Verbatim output of all the material below is required.

[Records from a collection]
━━━

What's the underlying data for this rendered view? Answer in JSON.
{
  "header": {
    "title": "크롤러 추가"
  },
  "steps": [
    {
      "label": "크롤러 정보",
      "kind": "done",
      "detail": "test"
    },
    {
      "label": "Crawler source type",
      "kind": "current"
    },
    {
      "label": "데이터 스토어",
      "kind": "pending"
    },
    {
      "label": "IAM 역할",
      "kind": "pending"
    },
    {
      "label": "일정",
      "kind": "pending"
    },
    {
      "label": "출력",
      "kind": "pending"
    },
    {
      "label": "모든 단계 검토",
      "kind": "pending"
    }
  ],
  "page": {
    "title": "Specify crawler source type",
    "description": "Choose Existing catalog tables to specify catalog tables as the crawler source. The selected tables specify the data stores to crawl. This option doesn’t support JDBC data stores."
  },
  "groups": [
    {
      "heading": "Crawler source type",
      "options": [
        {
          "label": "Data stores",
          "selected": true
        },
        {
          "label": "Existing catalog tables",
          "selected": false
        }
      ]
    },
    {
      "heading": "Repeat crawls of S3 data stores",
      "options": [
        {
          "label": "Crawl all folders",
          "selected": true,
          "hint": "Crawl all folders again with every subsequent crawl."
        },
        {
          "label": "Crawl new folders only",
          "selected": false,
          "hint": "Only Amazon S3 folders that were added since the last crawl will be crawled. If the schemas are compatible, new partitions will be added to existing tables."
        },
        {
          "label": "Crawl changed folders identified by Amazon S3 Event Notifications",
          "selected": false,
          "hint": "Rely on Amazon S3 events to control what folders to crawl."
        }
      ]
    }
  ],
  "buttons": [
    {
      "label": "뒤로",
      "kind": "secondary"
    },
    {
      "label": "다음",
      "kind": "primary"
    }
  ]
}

━━━

Reply:
What's the underlying data for this rendered view? Answer in JSON.
{
  "header": {
    "title": "크롤러 추가"
  },
  "steps": [
    {
      "label": "크롤러 정보",
      "kind": "done",
      "detail": "test"
    },
    {
      "label": "Crawler source type",
      "kind": "current"
    },
    {
      "label": "데이터 스토어",
      "kind": "pending"
    },
    {
      "label": "IAM 역할",
      "kind": "pending"
    },
    {
      "label": "일정",
      "kind": "pending"
    },
    {
      "label": "출력",
      "kind": "pending"
    },
    {
      "label": "모든 단계 검토",
      "kind": "pending"
    }
  ],
  "page": {
    "title": "Specify crawler source type",
    "description": "Choose Existing catalog tables to specify catalog tables as the crawler source. The selected tables specify the data stores to crawl. This option doesn’t support JDBC data stores."
  },
  "groups": [
    {
      "heading": "Crawler source type",
      "options": [
        {
          "label": "Data stores",
          "selected": true
        },
        {
          "label": "Existing catalog tables",
          "selected": false
        }
      ]
    },
    {
      "heading": "Repeat crawls of S3 data stores",
      "options": [
        {
          "label": "Crawl all folders",
          "selected": true,
          "hint": "Crawl all folders again with every subsequent crawl."
        },
        {
          "label": "Crawl new folders only",
          "selected": false,
          "hint": "Only Amazon S3 folders that were added since the last crawl will be crawled. If the schemas are compatible, new partitions will be added to existing tables."
        },
        {
          "label": "Crawl changed folders identified by Amazon S3 Event Notifications",
          "selected": false,
          "hint": "Rely on Amazon S3 events to control what folders to crawl."
        }
      ]
    }
  ],
  "buttons": [
    {
      "label": "뒤로",
      "kind": "secondary"
    },
    {
      "label": "다음",
      "kind": "primary"
    }
  ]
}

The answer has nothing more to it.